# What needs to be done
From the article on Pakistanis leaving the United States for Canada, extract word for word the passage that opens with the words "Now, the 24-year-old" and stops after "relatives and friends.".
>> START Text block
As the March 21 INS registration deadline for Pakistanis living in the United States looms, hundreds of Pakistanis are rushing to Canada, fearing detainment or deportation should they stay in the U.S. PNS Associate Editor Sandip Roy looks at the breakup of one Pakistani family and the trials of a young man who longs for his life in New Jersey as he starts anew up north.
When Usman Ghani looks around his empty apartment in Montreal, he can hardly believe that less than eight weeks ago he was just another college student in New Jersey, worrying about grades and baseball. Seven courses away from graduating from Kean University, named Rookie of the Year by his fraternity, volunteering to paint houses in his free time – his life was full.
Now, the 24-year-old Pakistani from New Jersey is waiting to see if Canada will grant him asylum.
“I used to be so popular – now I look at the four walls in my room and weep,” Ghani says on the phone from Montreal. Even though he left family behind in New Jersey, Ghani would rather take his chances in Canada than register with the Immigration and Naturalization Service (INS) by March 21, as many Pakistani men in the United States are now required to do.
He is not alone. “Turnout at registration has been low,” says Faiz Rehman, president of the Washington, D.C.-based National Council of Pakistani Americans. “The INS expected about 25,000 would show up. It’s been more like 3,000 to 5,000.” Instead of registering, many Pakistani immigrants have been fleeing to Canada, where many have relatives and friends.
The Karachi-based newspaper Dawn reports that more than 2,000 Pakistanis have flooded across the Canadian border. The Barre Montpelier Times Argus reported that from Jan. 1 to Feb. 11, 2003, 521 of 714 asylum claims at one border crossing at Lacolle were from Pakistanis.
Canadian immigration officials in Toronto have seen a marked increase in asylum applications, particularly from Pakistanis.
“People just don’t want to risk going before the INS,” says Saad Ahmad, an immigration attorney in San Jose, Calif. “They think Canada is a more welcoming country.”
When Ghani reached Canada on Dec. 30, he found more than 70 other Pakistanis camped out in the immigration facilities. Entire families had come, though INS rules require only men to register. “If you detain the bread earner, the whole family is destroyed. A cab driver can’t just leave his family behind in New York,” Rehman says.
But when Ghani left, he didn’t call his parents until he was already in Canada. “I didn’t want anyone to try and stop me,” he says.
His father, Zahid Ghani, a reporter covering the United Nations for Pakistani news service News Network International, was upset but not surprised. 9/11 was coming back to haunt their family yet again. Almost as soon as the World Trade Center fell, the FBI showed up at Zahid Ghani’s door, quizzing him about everything from Kashmiri fighters to Pakistani President Pervez Musharraf. Barely 24 hours later, he learned that his brother-in-law in Dallas had been killed – a victim of a self-described white supremacist who said he acted in revenge for the Sept. 11 attacks.
>> END Text block
>> START Recorded data
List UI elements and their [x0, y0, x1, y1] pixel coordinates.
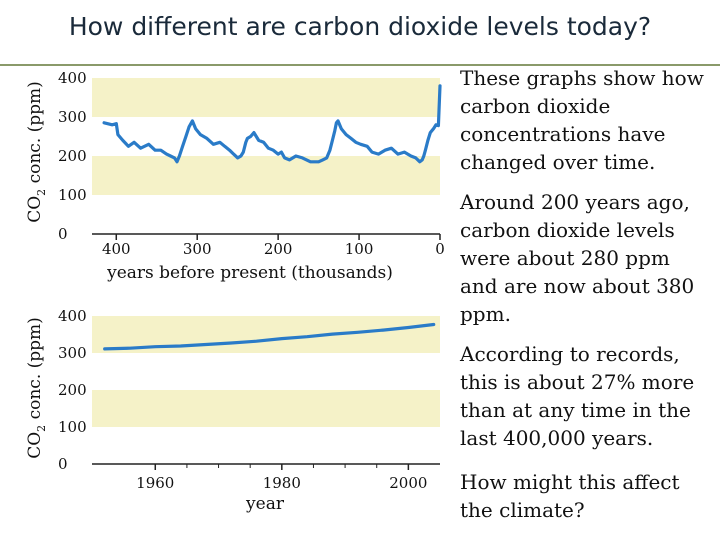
>> END Recorded data
# Result below
Now, the 24-year-old Pakistani from New Jersey is waiting to see if Canada will grant him asylum.
“I used to be so popular – now I look at the four walls in my room and weep,” Ghani says on the phone from Montreal. Even though he left family behind in New Jersey, Ghani would rather take his chances in Canada than register with the Immigration and Naturalization Service (INS) by March 21, as many Pakistani men in the United States are now required to do.
He is not alone. “Turnout at registration has been low,” says Faiz Rehman, president of the Washington, D.C.-based National Council of Pakistani Americans. “The INS expected about 25,000 would show up. It’s been more like 3,000 to 5,000.” Instead of registering, many Pakistani immigrants have been fleeing to Canada, where many have relatives and friends.